**GIVEN DATA**
==================================================

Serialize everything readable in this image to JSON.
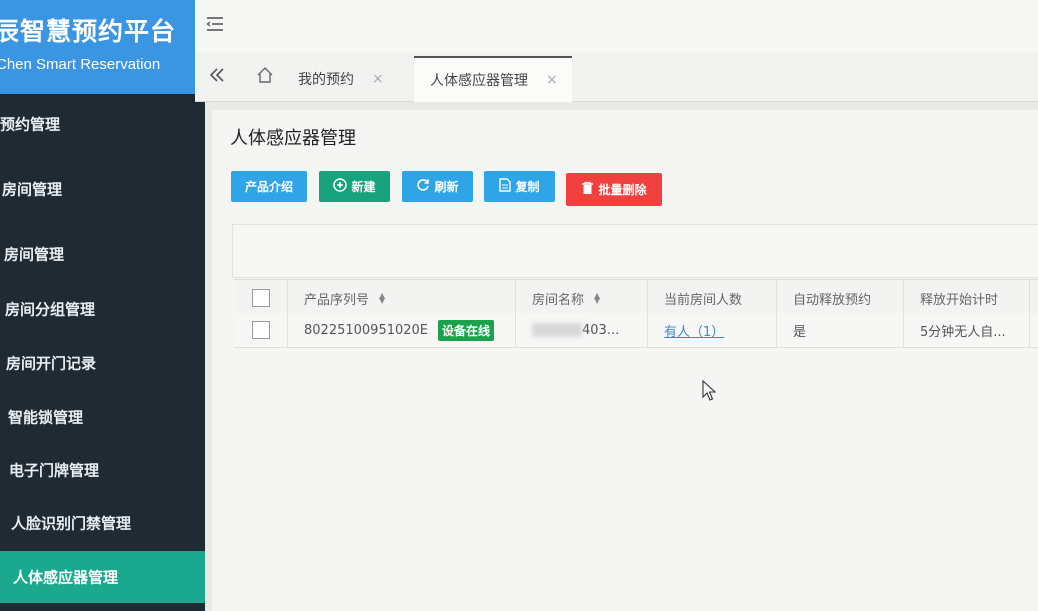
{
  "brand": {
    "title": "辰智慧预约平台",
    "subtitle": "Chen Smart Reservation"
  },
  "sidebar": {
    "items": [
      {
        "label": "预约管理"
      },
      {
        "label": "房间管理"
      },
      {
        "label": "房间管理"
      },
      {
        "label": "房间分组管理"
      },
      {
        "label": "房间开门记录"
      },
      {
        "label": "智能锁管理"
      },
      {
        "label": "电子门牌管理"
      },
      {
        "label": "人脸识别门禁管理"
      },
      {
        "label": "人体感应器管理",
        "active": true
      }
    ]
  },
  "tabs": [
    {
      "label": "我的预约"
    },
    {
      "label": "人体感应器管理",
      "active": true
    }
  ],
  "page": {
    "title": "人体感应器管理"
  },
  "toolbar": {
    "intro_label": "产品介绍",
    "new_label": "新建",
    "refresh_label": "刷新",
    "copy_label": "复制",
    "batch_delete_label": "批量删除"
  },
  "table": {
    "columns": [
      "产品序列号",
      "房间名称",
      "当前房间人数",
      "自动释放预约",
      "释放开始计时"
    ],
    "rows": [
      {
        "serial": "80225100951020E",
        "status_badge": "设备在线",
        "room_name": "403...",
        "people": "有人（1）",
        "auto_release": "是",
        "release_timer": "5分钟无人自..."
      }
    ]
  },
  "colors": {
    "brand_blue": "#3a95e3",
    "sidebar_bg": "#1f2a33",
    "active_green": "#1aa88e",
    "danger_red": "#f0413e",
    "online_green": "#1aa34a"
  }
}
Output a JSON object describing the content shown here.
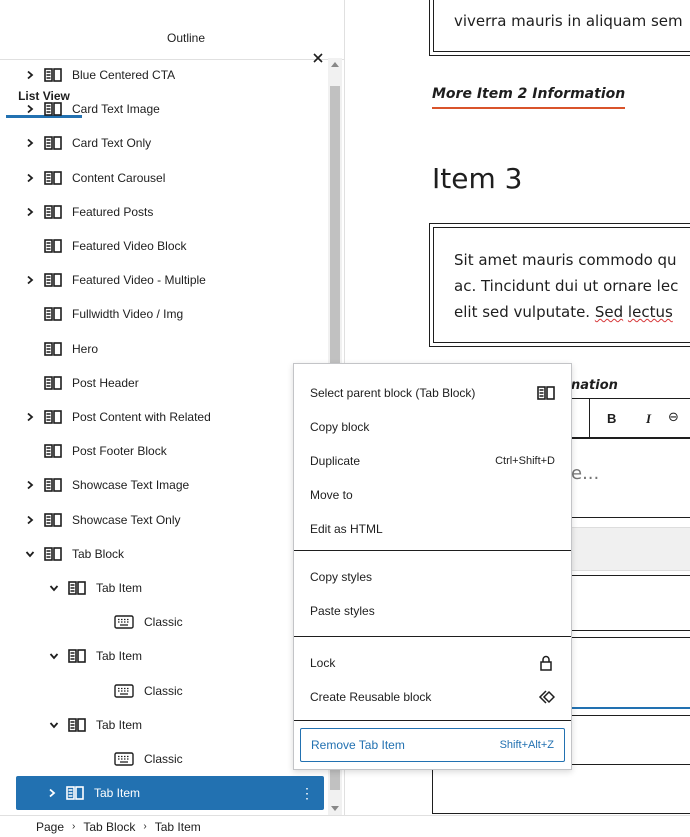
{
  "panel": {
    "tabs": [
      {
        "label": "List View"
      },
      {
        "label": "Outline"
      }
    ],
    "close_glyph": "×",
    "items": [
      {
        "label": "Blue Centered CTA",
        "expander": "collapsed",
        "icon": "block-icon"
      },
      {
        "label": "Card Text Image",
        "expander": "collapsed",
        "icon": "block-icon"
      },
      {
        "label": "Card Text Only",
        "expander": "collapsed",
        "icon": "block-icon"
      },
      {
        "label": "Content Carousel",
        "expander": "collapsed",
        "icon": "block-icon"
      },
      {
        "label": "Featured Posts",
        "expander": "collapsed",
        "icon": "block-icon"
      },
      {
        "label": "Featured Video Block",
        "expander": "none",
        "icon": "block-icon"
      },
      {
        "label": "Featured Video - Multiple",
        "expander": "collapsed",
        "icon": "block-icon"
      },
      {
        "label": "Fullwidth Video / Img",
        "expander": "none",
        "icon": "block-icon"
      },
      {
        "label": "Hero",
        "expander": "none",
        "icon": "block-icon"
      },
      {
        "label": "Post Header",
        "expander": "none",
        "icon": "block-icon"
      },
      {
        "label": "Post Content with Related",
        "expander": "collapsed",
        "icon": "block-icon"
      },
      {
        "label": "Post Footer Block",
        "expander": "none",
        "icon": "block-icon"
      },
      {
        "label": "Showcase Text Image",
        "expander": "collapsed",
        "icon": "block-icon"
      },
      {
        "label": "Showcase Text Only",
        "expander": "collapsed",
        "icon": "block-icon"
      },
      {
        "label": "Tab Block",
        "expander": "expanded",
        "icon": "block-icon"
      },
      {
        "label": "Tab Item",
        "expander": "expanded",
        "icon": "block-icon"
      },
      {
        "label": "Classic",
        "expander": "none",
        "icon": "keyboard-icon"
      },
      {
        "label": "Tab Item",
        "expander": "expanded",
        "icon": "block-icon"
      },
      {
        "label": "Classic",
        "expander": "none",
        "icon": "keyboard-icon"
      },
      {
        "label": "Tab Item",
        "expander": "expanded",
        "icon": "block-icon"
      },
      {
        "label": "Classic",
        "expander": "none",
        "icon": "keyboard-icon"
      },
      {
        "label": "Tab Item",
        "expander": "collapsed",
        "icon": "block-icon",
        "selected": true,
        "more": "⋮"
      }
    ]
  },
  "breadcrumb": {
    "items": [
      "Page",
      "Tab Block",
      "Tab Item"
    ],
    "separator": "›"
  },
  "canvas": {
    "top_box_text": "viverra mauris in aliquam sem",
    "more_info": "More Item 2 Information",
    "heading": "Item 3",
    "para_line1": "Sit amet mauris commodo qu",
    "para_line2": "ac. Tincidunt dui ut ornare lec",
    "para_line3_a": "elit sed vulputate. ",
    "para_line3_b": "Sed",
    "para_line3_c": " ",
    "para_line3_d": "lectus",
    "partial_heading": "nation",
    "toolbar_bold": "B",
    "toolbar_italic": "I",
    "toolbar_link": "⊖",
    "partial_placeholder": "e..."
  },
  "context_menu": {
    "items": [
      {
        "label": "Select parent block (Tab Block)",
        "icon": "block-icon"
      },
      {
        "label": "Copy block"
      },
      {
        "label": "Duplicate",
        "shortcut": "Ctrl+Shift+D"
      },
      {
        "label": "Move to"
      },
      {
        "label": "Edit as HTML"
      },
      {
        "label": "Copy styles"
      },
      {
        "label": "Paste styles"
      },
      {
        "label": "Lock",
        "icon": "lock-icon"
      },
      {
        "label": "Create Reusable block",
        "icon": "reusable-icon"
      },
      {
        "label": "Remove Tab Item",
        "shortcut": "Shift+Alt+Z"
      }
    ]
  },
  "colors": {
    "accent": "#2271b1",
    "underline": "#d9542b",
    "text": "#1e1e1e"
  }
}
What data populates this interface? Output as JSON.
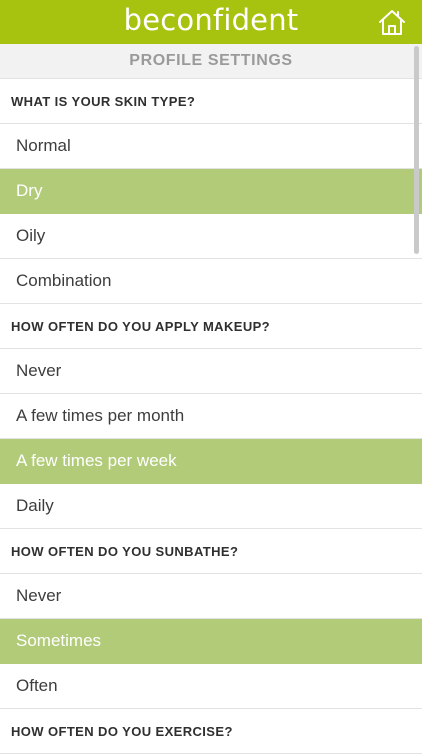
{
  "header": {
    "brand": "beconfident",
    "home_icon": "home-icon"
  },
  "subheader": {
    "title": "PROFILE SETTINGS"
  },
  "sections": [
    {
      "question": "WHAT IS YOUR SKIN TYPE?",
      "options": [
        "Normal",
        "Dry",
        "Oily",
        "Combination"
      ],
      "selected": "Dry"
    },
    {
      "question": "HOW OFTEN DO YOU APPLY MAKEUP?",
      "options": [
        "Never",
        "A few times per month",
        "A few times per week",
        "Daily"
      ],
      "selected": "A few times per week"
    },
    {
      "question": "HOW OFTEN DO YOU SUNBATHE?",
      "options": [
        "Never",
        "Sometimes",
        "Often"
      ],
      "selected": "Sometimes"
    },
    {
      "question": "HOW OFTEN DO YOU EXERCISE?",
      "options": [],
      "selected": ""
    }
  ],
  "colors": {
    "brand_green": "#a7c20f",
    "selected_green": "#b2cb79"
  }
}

==================================================

**TASK TO CARRY OUT**
Reproduce, word for word, every line from the one that contains "What data populates" to the end of the data, including both ends; omit all pictures.

**SOLUTION BELOW**
What data populates this interface? Output as JSON.
{
  "header": {
    "brand": "beconfident",
    "home_icon": "home-icon"
  },
  "subheader": {
    "title": "PROFILE SETTINGS"
  },
  "sections": [
    {
      "question": "WHAT IS YOUR SKIN TYPE?",
      "options": [
        "Normal",
        "Dry",
        "Oily",
        "Combination"
      ],
      "selected": "Dry"
    },
    {
      "question": "HOW OFTEN DO YOU APPLY MAKEUP?",
      "options": [
        "Never",
        "A few times per month",
        "A few times per week",
        "Daily"
      ],
      "selected": "A few times per week"
    },
    {
      "question": "HOW OFTEN DO YOU SUNBATHE?",
      "options": [
        "Never",
        "Sometimes",
        "Often"
      ],
      "selected": "Sometimes"
    },
    {
      "question": "HOW OFTEN DO YOU EXERCISE?",
      "options": [],
      "selected": ""
    }
  ],
  "colors": {
    "brand_green": "#a7c20f",
    "selected_green": "#b2cb79"
  }
}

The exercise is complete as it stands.